**** Extracted information
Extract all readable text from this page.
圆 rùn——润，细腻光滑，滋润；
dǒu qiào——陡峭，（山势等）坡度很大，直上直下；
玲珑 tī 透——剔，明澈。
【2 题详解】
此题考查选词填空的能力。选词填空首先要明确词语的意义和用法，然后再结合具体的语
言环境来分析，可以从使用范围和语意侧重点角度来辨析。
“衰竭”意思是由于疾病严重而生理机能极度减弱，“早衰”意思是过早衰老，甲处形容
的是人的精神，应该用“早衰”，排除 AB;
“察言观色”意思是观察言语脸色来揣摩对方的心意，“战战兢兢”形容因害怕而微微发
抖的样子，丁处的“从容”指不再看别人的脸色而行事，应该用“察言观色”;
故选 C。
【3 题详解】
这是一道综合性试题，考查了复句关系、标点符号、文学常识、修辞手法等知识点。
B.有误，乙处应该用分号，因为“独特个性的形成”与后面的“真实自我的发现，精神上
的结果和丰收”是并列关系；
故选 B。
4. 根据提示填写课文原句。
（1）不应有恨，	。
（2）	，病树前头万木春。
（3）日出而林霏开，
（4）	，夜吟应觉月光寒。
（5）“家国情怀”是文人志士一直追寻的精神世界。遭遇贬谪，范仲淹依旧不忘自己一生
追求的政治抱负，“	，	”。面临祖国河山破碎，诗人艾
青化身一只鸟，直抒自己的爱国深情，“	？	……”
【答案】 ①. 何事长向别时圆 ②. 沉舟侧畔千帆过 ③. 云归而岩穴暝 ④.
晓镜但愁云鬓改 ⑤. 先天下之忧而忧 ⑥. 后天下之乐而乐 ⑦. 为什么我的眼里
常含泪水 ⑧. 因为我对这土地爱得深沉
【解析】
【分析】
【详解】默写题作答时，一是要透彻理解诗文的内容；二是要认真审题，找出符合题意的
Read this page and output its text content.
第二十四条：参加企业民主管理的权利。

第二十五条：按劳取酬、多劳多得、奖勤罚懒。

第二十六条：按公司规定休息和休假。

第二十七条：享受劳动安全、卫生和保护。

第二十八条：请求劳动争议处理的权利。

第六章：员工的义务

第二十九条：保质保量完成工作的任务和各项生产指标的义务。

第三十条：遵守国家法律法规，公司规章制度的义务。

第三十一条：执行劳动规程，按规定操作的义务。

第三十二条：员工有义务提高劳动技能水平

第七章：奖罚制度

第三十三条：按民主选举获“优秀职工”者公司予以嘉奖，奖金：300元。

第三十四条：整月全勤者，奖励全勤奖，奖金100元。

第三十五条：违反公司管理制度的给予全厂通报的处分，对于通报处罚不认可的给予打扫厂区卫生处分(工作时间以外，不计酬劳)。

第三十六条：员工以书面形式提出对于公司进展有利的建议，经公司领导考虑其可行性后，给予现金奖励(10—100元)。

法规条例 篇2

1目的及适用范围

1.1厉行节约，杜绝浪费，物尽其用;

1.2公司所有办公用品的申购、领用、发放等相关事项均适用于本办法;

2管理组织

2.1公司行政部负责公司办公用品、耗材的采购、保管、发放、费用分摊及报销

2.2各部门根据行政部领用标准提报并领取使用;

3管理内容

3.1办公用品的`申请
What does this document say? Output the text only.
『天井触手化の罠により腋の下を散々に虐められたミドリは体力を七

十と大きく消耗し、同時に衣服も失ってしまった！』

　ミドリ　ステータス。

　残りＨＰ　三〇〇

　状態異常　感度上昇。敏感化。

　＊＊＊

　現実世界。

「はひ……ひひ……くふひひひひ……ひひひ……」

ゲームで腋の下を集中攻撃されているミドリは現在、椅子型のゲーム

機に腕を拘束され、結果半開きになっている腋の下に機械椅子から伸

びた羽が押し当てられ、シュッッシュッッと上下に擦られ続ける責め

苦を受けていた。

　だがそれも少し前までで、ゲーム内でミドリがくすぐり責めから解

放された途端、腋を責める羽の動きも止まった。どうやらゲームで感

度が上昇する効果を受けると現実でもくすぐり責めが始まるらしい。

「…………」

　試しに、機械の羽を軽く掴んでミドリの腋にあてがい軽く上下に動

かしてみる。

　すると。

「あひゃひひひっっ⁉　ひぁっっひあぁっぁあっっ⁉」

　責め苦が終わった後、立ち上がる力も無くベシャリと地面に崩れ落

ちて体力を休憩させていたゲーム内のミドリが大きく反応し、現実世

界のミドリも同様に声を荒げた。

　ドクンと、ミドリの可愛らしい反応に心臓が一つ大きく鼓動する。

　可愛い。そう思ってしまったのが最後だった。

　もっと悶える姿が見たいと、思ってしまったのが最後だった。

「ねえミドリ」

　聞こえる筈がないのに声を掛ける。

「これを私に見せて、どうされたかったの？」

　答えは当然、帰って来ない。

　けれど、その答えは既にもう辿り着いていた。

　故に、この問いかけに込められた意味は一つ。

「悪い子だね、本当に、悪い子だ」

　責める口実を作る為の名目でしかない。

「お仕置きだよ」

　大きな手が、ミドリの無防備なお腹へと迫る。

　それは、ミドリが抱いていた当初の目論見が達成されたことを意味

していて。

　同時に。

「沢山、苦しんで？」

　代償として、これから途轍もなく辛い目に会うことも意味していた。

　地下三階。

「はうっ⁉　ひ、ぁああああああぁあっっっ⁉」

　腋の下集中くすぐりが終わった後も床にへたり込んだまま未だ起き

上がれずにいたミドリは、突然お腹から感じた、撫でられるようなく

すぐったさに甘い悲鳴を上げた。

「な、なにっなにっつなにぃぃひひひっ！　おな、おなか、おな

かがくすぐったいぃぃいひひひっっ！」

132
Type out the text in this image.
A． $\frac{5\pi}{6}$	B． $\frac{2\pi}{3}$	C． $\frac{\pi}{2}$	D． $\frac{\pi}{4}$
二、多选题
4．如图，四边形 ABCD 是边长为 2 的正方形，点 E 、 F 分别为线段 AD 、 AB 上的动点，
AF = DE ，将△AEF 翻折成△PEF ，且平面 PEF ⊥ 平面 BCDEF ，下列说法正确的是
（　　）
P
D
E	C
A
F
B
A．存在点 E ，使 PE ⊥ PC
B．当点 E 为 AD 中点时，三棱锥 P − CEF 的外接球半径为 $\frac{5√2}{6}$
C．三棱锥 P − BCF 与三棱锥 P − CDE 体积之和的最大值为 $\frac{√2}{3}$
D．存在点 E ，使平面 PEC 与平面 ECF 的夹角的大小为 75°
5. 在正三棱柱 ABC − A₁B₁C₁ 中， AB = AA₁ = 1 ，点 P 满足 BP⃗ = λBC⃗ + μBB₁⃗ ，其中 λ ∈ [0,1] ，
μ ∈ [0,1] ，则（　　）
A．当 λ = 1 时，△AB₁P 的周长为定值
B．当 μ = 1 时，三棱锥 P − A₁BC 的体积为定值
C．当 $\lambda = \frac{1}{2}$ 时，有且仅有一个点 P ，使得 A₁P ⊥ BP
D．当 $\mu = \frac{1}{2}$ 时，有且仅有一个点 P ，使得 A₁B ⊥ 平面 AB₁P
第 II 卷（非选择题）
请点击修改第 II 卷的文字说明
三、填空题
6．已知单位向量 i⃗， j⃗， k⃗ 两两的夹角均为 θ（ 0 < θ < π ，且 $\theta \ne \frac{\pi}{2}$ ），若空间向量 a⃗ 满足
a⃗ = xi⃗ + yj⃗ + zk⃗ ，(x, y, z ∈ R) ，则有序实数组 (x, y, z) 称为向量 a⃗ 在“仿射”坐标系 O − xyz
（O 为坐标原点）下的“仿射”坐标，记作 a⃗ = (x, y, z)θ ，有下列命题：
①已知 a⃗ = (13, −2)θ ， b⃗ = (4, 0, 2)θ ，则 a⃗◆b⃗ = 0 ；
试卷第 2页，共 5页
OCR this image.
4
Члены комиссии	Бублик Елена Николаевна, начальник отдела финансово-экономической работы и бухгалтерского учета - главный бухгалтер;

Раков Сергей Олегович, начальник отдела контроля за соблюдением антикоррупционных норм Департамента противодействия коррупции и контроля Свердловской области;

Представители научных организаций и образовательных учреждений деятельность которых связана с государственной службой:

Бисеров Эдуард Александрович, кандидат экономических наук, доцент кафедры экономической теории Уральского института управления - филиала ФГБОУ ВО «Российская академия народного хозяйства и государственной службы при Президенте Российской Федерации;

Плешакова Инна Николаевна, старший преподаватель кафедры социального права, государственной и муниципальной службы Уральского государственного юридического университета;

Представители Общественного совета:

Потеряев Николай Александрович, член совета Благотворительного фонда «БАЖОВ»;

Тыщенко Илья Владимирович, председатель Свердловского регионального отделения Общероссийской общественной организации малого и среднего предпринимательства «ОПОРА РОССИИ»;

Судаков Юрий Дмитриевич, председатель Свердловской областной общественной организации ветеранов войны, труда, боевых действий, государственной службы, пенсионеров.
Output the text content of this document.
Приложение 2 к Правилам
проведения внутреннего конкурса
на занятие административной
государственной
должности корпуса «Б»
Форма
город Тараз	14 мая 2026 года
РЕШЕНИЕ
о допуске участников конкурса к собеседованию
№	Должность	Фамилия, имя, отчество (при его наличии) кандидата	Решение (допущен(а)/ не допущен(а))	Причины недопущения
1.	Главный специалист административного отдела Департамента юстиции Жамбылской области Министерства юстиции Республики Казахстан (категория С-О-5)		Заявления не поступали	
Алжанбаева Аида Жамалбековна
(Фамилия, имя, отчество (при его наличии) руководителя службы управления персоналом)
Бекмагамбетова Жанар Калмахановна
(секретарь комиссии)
********
__Exercise objective__:
Repeat only the lines from the one holding "Output the text content of this document." through the last line of the data.

__Answer to this task__:
Output the text content of this document.
Приложение 2 к Правилам
проведения внутреннего конкурса
на занятие административной
государственной
должности корпуса «Б»
Форма
город Тараз	14 мая 2026 года
РЕШЕНИЕ
о допуске участников конкурса к собеседованию
№	Должность	Фамилия, имя, отчество (при его наличии) кандидата	Решение (допущен(а)/ не допущен(а))	Причины недопущения
1.	Главный специалист административного отдела Департамента юстиции Жамбылской области Министерства юстиции Республики Казахстан (категория С-О-5)		Заявления не поступали	
Алжанбаева Аида Жамалбековна
(Фамилия, имя, отчество (при его наличии) руководителя службы управления персоналом)
Бекмагамбетова Жанар Калмахановна
(секретарь комиссии)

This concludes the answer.